■ **Goal of the exercise**:
Omit every image, and transcribe the remaining entries exactly as given.

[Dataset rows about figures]

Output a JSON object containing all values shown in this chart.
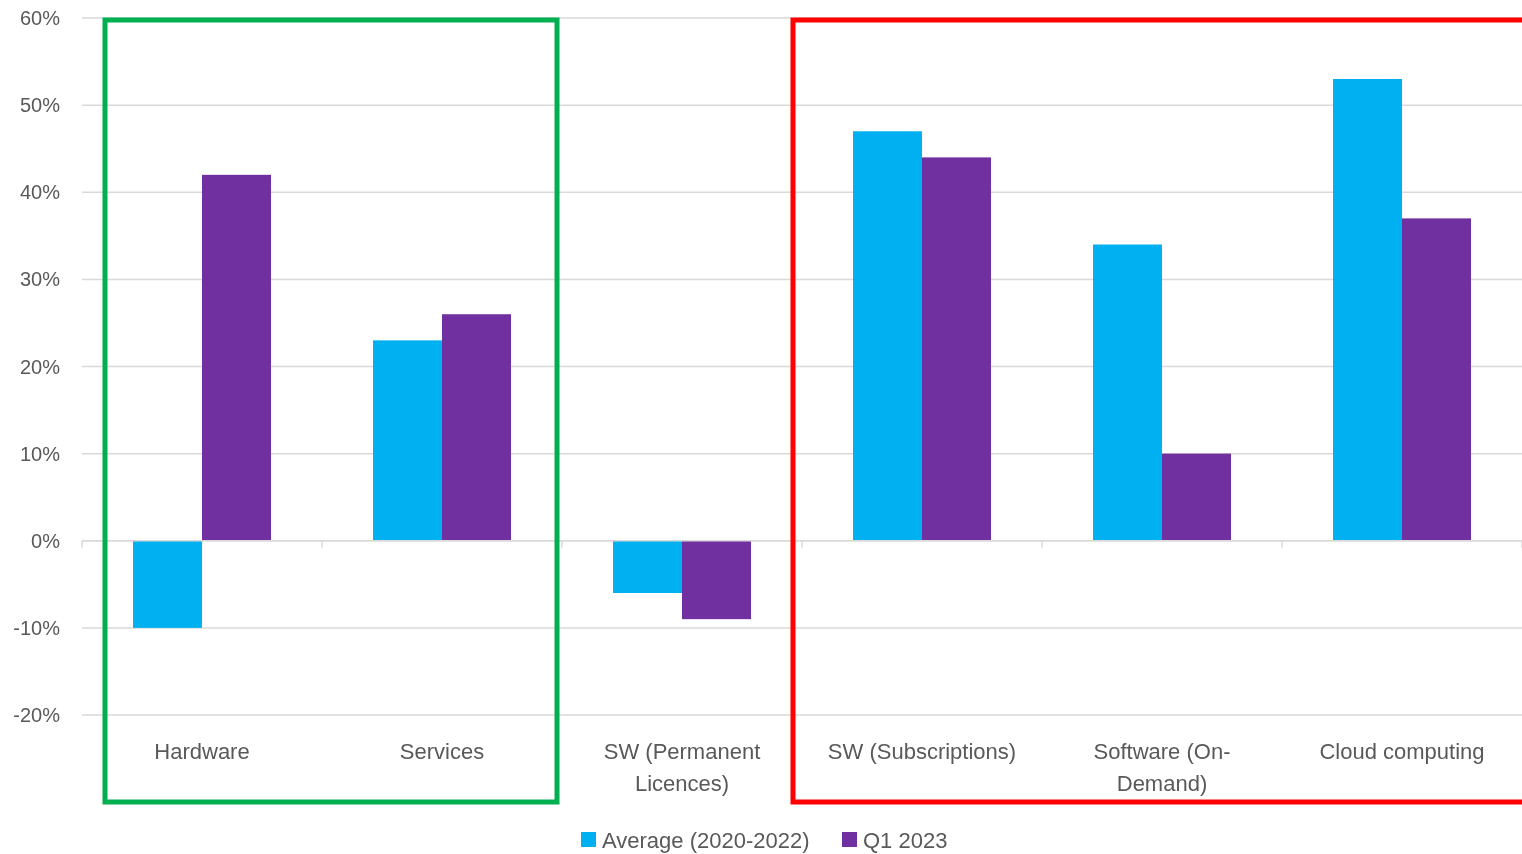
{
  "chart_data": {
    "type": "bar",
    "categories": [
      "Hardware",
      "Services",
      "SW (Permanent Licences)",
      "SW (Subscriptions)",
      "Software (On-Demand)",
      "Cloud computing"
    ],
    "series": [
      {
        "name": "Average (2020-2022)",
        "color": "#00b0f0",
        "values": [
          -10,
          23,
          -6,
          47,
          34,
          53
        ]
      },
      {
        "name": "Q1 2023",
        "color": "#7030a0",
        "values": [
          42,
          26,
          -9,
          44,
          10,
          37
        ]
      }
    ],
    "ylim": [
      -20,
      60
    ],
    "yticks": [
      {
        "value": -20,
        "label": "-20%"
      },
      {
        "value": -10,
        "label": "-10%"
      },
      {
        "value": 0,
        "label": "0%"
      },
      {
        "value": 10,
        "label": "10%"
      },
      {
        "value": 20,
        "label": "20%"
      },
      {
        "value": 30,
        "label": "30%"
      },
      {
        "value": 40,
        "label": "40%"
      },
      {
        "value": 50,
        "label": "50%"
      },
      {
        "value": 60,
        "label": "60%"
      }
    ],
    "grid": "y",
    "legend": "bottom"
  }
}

■ **Written solution**:
Output a JSON object containing all values shown in this chart.
{
  "chart_data": {
    "type": "bar",
    "categories": [
      "Hardware",
      "Services",
      "SW (Permanent Licences)",
      "SW (Subscriptions)",
      "Software (On-Demand)",
      "Cloud computing"
    ],
    "series": [
      {
        "name": "Average (2020-2022)",
        "color": "#00b0f0",
        "values": [
          -10,
          23,
          -6,
          47,
          34,
          53
        ]
      },
      {
        "name": "Q1 2023",
        "color": "#7030a0",
        "values": [
          42,
          26,
          -9,
          44,
          10,
          37
        ]
      }
    ],
    "ylim": [
      -20,
      60
    ],
    "yticks": [
      {
        "value": -20,
        "label": "-20%"
      },
      {
        "value": -10,
        "label": "-10%"
      },
      {
        "value": 0,
        "label": "0%"
      },
      {
        "value": 10,
        "label": "10%"
      },
      {
        "value": 20,
        "label": "20%"
      },
      {
        "value": 30,
        "label": "30%"
      },
      {
        "value": 40,
        "label": "40%"
      },
      {
        "value": 50,
        "label": "50%"
      },
      {
        "value": 60,
        "label": "60%"
      }
    ],
    "grid": "y",
    "legend": "bottom"
  }
}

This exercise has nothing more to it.